-------- Entries

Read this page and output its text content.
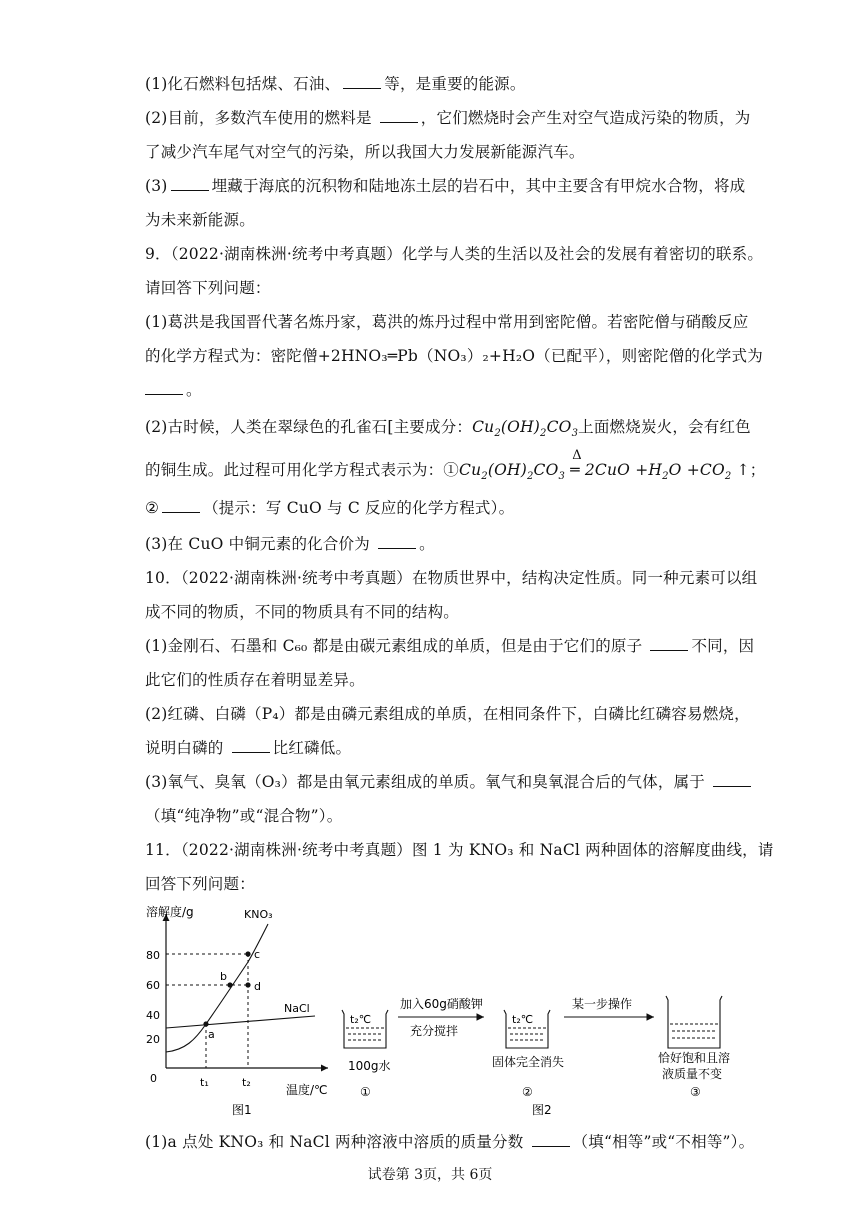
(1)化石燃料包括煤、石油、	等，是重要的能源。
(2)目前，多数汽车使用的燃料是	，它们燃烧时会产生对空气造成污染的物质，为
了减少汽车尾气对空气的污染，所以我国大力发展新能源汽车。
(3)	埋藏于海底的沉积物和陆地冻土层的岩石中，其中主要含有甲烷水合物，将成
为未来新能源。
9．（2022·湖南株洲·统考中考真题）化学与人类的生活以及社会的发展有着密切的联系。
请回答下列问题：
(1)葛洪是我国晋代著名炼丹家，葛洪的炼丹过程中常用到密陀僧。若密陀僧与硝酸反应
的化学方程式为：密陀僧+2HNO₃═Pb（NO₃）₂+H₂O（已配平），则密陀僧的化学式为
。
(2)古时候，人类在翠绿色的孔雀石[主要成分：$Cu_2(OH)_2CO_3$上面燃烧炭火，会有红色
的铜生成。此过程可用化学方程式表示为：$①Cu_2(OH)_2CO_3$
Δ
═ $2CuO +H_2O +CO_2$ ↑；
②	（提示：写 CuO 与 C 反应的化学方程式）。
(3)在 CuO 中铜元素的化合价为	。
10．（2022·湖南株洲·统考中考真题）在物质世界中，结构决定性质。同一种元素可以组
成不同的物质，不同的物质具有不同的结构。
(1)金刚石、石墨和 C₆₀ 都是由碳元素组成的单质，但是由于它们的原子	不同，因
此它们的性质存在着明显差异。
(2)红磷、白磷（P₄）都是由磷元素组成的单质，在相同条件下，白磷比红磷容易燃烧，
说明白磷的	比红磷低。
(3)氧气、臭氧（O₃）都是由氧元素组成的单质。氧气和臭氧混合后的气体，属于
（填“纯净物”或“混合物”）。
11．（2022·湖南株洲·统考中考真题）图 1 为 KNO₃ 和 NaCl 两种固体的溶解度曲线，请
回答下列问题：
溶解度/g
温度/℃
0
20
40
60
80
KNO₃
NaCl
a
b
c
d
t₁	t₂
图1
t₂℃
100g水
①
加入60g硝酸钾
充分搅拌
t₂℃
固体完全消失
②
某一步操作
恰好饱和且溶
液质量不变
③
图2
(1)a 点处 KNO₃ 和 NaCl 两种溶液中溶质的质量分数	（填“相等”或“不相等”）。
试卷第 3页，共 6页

----------------

Work instructions
Output all the records, word for word, with no pictures in the copy.

Solution to the problem
Read this page and output its text content.
(1)化石燃料包括煤、石油、	等，是重要的能源。
(2)目前，多数汽车使用的燃料是	，它们燃烧时会产生对空气造成污染的物质，为
了减少汽车尾气对空气的污染，所以我国大力发展新能源汽车。
(3)	埋藏于海底的沉积物和陆地冻土层的岩石中，其中主要含有甲烷水合物，将成
为未来新能源。
9．（2022·湖南株洲·统考中考真题）化学与人类的生活以及社会的发展有着密切的联系。
请回答下列问题：
(1)葛洪是我国晋代著名炼丹家，葛洪的炼丹过程中常用到密陀僧。若密陀僧与硝酸反应
的化学方程式为：密陀僧+2HNO₃═Pb（NO₃）₂+H₂O（已配平），则密陀僧的化学式为
。
(2)古时候，人类在翠绿色的孔雀石[主要成分：$Cu_2(OH)_2CO_3$上面燃烧炭火，会有红色
的铜生成。此过程可用化学方程式表示为：$①Cu_2(OH)_2CO_3$
Δ
═ $2CuO +H_2O +CO_2$ ↑；
②	（提示：写 CuO 与 C 反应的化学方程式）。
(3)在 CuO 中铜元素的化合价为	。
10．（2022·湖南株洲·统考中考真题）在物质世界中，结构决定性质。同一种元素可以组
成不同的物质，不同的物质具有不同的结构。
(1)金刚石、石墨和 C₆₀ 都是由碳元素组成的单质，但是由于它们的原子	不同，因
此它们的性质存在着明显差异。
(2)红磷、白磷（P₄）都是由磷元素组成的单质，在相同条件下，白磷比红磷容易燃烧，
说明白磷的	比红磷低。
(3)氧气、臭氧（O₃）都是由氧元素组成的单质。氧气和臭氧混合后的气体，属于
（填“纯净物”或“混合物”）。
11．（2022·湖南株洲·统考中考真题）图 1 为 KNO₃ 和 NaCl 两种固体的溶解度曲线，请
回答下列问题：
溶解度/g
温度/℃
0
20
40
60
80
KNO₃
NaCl
a
b
c
d
t₁	t₂
图1
t₂℃
100g水
①
加入60g硝酸钾
充分搅拌
t₂℃
固体完全消失
②
某一步操作
恰好饱和且溶
液质量不变
③
图2
(1)a 点处 KNO₃ 和 NaCl 两种溶液中溶质的质量分数	（填“相等”或“不相等”）。
试卷第 3页，共 6页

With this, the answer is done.